REQUIREMENTS:
1: In the forum thread about low-profile video cards, which chipset does TheMatt say the computer has?
2: Switch "other sites" to "other forums" in the part of the low-profile video card thread starting with "## Spears711 (Apr" and going on through "a better one?", and write out that part.
3: Resume the forum thread about low-profile video cards from the point where it stops.

TEXT PROVIDED:

━━━━━━━━━━━━━━━━━━━━

Both cards can run source nicely.


----------



## 1 g0t 0wn3d (Jan 31, 2007)

http://www.tigerdirect.com/applications/SearchTools/item-details.asp?EdpNo=2563225&CatId=1560 best lowprofile one i have found


----------



## xg3nx (Aug 6, 2005)

The only problem with that is that price is way over the top. You can find an x1300 for half that.


----------



## 1 g0t 0wn3d (Jan 31, 2007)

yah, i am just recomending the best second is the 7300 le


----------



## TheMatt (May 9, 2006)

Hi,

That computer has the Intel 945G chipset, which has onboard GMA 950 Graphics. The onboard video should play CS fine in medium detail at 1280 x 1024 resolution.

If you really want to go with dedicated graphics, this will be the best low-profile card you can get:
http://www.newegg.com/Product/Product.aspx?Item=N82E16814129073

It has 256 MB of 128-bit GDDR2 RAM, better than a standard 7300GT. It will run CS at full settings at 1280 x 1024.


----------



## xg3nx (Aug 6, 2005)

Well before we start fighting about which card he should get, what is your pricerange? :tongue:


----------



## Spears711 (Apr 7, 2007)

I have no price Range.
I am looking for the Best Low profile video card for gaming.


I have found on other sites that Visiontek Radeon X1650 Pro HD is the best.
can anyone find a better one?

Visiontek Radeon X1650 Pro HD

The Ultimate
Video Card for the HDTV Enthusiast
The VisionTek X1650PRO HD is designed to deliver outstanding entertainment and 3D graphics through its unique ultra-threaded core architecture and ATI’s Avivo™ video and display technology. The VisionTek X1650PRO HD is a perfect way to connect your PC and consumer electronic devices together for an ideal home entertainment and gaming system. Built for the future, the VisionTek X1650PRO HD is ready to deliver the ultimate gaming performance that works with all games.

Transform Your PC with Intense 3D and High-Definition Visuals
The VisionTek X1650PRO HD is designed to deliver outstanding entertainment and 3D graphics through its unique ultra-threaded core architecture and Avivo™ video and display technology.

A New Era of Visual Realism Brings Your Games to Life
VisionTek X1650PRO’s new 3D architecture support Shader Model 3.0 and deliver better gaming allowing for new high dynamic range visual effects, enhanced realism with adaptive anti-aliasing and lightening fast performance.


Radeon X1650 Pro
ATI’s new Radeon X1600 series transforms your PC with astonishing graphics performance and visual quality, creating a lifelike High Definition (HD) viewing experience with 3D games, DVD movies, and digital photography and video.


High Dynamic Range (HDR)
High dynamic-range(HDR) lighting effects bring environments to life for a truly immersive experience. It takes advantage of the subtle light, texture, and color intricacies to create incredibly realistic environments.

━━━━━━━━━━━━━━━━━━━━

DATASET EXCERPTS:
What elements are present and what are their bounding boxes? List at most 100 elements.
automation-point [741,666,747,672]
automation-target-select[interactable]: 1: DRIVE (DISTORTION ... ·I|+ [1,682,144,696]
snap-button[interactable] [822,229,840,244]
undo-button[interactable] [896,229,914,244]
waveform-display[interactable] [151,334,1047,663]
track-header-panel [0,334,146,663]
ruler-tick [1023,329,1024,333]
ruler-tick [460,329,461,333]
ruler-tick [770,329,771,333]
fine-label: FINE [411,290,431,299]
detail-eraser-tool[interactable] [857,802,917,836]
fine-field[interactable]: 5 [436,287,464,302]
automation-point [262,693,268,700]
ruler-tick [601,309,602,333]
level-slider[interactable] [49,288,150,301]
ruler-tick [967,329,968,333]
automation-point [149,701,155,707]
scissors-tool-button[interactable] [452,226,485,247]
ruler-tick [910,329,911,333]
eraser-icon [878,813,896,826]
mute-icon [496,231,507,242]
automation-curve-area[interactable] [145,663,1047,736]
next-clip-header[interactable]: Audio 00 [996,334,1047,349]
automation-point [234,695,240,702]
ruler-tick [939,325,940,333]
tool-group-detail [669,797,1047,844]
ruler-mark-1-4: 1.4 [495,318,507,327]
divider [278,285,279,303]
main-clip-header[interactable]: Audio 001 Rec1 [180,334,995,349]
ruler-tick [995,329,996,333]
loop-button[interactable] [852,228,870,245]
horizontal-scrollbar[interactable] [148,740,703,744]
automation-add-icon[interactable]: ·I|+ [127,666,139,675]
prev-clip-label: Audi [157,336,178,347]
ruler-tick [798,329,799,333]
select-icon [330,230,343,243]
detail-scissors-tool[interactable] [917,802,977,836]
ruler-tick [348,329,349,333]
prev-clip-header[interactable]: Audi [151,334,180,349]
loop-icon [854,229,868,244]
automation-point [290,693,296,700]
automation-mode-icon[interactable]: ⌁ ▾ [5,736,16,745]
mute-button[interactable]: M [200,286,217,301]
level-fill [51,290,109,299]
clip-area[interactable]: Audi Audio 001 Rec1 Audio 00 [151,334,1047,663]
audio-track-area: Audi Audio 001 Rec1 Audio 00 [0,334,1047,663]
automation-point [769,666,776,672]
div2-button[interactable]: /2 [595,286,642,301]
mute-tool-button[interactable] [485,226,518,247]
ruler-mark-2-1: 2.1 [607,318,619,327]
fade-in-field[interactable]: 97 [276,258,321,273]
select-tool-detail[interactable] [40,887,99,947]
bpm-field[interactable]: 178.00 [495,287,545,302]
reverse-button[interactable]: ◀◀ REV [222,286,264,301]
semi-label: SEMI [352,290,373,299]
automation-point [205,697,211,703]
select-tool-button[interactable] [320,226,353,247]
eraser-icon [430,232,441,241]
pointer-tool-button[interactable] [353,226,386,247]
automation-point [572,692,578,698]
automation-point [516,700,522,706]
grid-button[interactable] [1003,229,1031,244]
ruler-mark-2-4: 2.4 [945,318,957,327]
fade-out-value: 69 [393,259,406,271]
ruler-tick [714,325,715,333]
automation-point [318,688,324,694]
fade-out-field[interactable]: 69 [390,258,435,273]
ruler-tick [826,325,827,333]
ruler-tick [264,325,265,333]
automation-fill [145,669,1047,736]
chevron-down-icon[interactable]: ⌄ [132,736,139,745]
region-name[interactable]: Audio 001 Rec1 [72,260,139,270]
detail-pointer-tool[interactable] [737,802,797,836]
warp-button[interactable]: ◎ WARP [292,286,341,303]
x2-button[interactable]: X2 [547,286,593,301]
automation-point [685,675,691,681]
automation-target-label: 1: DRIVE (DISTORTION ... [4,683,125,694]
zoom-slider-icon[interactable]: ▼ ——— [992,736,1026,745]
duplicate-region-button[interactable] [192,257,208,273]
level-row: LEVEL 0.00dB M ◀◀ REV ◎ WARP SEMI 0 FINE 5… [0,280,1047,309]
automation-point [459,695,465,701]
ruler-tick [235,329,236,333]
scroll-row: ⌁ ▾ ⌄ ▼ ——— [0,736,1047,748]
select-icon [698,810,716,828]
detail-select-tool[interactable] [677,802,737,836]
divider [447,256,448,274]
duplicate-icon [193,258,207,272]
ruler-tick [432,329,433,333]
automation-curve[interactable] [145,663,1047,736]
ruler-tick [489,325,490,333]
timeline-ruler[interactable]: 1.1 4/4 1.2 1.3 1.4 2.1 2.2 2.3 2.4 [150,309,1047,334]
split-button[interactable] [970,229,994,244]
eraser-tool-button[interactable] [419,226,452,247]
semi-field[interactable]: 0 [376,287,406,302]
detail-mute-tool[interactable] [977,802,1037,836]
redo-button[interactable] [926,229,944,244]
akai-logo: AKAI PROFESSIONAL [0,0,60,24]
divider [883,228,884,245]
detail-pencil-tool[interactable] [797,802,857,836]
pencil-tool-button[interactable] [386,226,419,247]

━━━━━━━━━━━━━━━━━━━━

ANSWERS GIVEN:
1: The Intel 945G chipset.

2:
## Spears711 (Apr 7, 2007)

I have no price Range.
I am looking for the Best Low profile video card for gaming.


I have found on other forums that Visiontek Radeon X1650 Pro HD is the best.
can anyone find a better one?

3:
SMARTSHADER™
A new technology developed by ATI, represents a new generation of visual effects for your personal computer. With SMARTSHADER™, game developers will be able to create immersive, life-like worlds by modelling the surface and material qualities of 3D objects with an unparalleled level of realism.


SMOOTHVISION™
Supports a High-Performance anti-aliasing mode and a High-Quality anti-aliasing mode. Both of these modes give users the ability to choose between 2x, 3x, 4x, 5x, and 6x sampling, allowing for a total of 10 different anti-aliasing settings.


AVIVO™
Avivo™ redefines the ultimate visual experience for today’s PCs, and sets the stage for tomorrow’s exciting possibilities. Check your board for specific support of Avivo™ features. Avivo™ is a technology platform that includes a broad set of capabilities offered by ATI products. Full enablement of some Avivo™ capabilities may require complementary products.


CATALYST™
ATI’s all-new CATALYST™ Control Center goes far beyond traditional driver configuration software—it’s a feature-rich and stable 3D acceleration control application that puts you in complete command of your ATI visual processing unit


Windows Vista Ready
Windows Vista is the first operating system to require a GPU (Graphics Processing Unit) to realize the best experience possible.


PCI Express Support
PCI Express is a new Intel bus architecture that doubles the bandwidth of the AGP 8X bus, delivering over 4 GB per second in both upstream and downstream data transfers.


Specifications

GPU/VPU Radeon X1650 Pro

Pixel Pipelines 12

Maximum Resolution 2048 x 1536 @ 85Hz (Analog)

Video Memory 256MB

Memory Type GDDR2

Interface Type PCI Express

Interface Speed 16x

Connector(s) HDMI
HDTV/S-Video
VGA (15-Pin D-Sub)

Multiple Monitors Support Yes

LINK
http://www.tigerdirect.com:80/appli...038&SRCCODE=PRICEGRABBER&CMP=OTC-PRICEGRABBER


----------



## TheMatt (May 9, 2006)

If you want to spend that much money, you will need a new PSU. That is not really a low-profile card.

Also, the X1650 Pro is kind of a rip-off because they use GDDR2 rather than GDDR3 like in the 7600GT.


Keep in mind you will need a card that is small so it will fit in the computer. The cards recommended by *1 g0t 0wn3d* and I will fit into your computer, but the other one will be too big.

If your computer does take the standard expansion slot cards, then take a look at this:
http://www.newegg.com/Product/Product.aspx?Item=N82E16814122008

It will be a better choice than the X1650 Pro because it will be a little more high performing and will consume a lot less power.


----------



## Spears711 (Apr 7, 2007)

Here is a picture of the slot.

I really don’t have a price range.
Except that I just need the best video card for this computer with out changing anything else.

I believe every low profile card compatible with the system specifications would fit.
So matt are u saying that not all low profile cards will fit?

I am looking for the best performance from a video card compatible with this computer.


I think the current PSU is 275 Watts.

I know there not a lot to expect out of a low profile video, I just would like to be able to play a game like counter strike source on decent graphics with out a FPS problem.

If that is asking to much.


----------



## TheMatt (May 9, 2006)

Even 275 w is cutting it real close with the PSU. I would try to run CS on the integrated graphics and see how well it runs. The integrated graphics are not that bad.


----------



## Spears711 (Apr 7, 2007)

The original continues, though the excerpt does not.